- _Short problem_: Show all lines from the data that include the word "Quick".

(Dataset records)
======
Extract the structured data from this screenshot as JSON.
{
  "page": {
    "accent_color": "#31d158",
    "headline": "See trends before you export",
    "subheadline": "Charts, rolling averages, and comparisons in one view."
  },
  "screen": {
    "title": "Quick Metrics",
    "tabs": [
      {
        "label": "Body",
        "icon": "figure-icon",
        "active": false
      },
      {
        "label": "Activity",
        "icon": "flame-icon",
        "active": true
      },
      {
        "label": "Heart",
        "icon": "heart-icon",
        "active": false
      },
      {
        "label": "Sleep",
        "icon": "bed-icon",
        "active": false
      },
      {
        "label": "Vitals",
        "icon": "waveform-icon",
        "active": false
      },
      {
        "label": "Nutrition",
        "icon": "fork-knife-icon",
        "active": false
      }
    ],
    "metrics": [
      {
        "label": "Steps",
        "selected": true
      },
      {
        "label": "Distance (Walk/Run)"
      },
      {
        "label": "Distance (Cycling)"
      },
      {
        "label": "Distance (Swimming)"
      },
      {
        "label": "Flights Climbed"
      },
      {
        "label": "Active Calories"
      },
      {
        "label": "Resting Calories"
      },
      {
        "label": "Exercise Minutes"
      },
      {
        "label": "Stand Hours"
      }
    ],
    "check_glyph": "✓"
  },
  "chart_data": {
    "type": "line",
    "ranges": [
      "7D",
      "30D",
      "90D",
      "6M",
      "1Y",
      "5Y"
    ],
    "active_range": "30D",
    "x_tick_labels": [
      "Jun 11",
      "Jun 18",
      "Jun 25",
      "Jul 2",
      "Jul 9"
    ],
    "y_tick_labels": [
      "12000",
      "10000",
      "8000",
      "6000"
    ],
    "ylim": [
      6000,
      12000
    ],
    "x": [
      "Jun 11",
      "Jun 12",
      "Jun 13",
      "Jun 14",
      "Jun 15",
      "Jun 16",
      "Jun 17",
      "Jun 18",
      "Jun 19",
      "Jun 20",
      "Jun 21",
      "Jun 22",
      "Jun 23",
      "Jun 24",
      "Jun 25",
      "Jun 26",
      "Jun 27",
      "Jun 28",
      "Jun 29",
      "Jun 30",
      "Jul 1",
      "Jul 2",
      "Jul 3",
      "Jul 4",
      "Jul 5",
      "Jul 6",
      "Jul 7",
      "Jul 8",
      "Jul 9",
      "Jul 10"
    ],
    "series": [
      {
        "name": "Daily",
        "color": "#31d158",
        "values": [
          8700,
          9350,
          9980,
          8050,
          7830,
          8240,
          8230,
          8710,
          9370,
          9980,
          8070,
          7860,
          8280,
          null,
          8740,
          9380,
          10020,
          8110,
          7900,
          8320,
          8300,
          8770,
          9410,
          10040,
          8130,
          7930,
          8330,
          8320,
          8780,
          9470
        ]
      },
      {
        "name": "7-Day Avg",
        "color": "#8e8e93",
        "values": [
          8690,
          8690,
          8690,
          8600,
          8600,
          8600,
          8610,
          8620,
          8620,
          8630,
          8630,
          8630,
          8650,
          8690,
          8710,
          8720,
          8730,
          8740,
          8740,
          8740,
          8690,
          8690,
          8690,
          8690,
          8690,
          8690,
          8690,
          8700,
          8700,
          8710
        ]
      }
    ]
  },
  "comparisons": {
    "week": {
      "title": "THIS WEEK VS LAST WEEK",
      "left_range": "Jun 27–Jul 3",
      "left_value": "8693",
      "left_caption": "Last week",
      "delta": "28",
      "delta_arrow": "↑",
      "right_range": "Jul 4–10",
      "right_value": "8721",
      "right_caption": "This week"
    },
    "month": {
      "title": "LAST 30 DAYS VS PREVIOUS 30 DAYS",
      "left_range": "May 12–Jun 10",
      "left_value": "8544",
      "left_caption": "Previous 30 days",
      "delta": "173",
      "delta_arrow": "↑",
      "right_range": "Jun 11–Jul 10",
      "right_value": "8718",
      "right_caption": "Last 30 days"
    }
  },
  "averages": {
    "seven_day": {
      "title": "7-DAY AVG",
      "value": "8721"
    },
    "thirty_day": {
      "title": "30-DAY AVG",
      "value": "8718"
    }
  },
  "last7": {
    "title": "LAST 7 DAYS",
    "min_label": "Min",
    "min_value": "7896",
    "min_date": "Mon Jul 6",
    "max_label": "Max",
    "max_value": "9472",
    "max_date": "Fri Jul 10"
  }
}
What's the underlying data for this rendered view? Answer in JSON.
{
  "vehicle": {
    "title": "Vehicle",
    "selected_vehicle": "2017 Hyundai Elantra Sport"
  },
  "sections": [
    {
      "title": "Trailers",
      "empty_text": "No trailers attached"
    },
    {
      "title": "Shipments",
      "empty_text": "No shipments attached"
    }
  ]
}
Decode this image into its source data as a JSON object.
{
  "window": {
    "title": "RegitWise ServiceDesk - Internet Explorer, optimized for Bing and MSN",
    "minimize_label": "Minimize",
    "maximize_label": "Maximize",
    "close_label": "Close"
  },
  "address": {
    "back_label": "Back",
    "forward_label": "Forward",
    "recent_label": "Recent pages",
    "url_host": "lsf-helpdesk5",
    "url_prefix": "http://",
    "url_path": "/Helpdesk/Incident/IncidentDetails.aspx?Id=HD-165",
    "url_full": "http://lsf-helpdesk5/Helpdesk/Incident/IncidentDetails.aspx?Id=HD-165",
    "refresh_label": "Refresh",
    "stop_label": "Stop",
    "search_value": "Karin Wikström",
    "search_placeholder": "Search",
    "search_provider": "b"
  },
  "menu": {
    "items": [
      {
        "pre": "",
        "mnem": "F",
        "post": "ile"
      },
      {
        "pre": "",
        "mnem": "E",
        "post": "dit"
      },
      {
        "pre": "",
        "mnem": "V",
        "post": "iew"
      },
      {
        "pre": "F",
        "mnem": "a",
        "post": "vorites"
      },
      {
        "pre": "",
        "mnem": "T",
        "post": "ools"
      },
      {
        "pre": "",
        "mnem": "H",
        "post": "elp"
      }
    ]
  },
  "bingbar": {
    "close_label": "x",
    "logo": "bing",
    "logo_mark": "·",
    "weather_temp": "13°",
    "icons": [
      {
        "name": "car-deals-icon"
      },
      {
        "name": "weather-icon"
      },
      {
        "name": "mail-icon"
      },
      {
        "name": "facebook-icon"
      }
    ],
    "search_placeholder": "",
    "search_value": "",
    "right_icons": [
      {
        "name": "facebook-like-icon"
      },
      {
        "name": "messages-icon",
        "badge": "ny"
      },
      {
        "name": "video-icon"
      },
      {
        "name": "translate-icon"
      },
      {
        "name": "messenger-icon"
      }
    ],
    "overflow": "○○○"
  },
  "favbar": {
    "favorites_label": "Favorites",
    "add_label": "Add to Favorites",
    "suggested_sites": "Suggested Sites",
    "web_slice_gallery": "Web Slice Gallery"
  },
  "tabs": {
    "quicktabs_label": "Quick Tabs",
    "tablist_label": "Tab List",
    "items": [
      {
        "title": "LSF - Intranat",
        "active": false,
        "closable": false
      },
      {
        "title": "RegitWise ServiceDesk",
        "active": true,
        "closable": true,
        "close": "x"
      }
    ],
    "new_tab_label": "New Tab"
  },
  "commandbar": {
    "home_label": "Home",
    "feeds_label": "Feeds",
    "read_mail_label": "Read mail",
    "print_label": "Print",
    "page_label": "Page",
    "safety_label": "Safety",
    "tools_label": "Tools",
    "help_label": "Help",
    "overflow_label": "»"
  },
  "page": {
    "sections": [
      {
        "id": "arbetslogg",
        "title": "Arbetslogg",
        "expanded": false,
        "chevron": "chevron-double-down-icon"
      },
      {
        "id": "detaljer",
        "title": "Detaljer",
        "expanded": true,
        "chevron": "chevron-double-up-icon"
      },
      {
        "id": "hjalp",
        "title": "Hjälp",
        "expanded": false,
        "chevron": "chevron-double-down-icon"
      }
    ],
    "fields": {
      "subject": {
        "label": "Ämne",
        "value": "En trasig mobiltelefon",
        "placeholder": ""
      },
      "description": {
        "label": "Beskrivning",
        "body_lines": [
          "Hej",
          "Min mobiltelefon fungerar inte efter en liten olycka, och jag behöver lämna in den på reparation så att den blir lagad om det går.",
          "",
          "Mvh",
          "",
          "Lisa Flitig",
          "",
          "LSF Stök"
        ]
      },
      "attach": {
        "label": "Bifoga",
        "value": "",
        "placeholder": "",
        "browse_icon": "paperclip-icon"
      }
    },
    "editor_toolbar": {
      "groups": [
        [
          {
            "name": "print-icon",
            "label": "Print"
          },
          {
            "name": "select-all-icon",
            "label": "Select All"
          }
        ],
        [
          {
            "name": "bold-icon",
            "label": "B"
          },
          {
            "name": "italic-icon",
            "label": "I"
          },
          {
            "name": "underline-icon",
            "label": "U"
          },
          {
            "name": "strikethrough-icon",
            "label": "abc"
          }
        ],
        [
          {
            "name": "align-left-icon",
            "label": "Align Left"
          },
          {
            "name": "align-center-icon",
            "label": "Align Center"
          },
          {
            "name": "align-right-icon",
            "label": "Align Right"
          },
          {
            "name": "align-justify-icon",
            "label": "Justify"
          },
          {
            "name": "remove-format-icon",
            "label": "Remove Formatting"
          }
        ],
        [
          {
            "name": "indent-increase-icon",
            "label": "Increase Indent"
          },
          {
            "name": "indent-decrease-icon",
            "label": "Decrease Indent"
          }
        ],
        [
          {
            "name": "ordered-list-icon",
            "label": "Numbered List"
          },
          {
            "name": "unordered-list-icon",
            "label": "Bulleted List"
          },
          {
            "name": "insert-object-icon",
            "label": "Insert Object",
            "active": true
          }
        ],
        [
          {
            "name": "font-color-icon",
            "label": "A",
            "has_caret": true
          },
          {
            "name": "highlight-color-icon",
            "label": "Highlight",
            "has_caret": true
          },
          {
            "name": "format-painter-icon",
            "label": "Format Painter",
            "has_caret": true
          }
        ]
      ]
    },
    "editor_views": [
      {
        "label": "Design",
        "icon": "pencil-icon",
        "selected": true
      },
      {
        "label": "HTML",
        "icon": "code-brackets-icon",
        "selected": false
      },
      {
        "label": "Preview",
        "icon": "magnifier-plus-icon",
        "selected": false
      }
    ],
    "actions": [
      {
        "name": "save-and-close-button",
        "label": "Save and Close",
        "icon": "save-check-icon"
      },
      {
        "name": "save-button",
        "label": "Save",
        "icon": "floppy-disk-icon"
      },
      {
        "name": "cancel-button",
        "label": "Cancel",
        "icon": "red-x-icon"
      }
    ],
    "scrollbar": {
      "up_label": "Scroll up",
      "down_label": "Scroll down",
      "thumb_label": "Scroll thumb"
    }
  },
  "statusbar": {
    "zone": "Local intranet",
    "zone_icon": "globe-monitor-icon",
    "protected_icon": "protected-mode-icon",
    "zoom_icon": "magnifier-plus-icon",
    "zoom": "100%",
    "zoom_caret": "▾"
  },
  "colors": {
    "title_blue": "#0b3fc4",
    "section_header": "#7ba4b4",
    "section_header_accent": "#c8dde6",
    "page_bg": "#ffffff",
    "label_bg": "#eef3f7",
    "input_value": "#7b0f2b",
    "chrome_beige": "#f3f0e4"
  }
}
======
- _Written solution_:
    "title": "Quick Metrics",
    "quicktabs_label": "Quick Tabs",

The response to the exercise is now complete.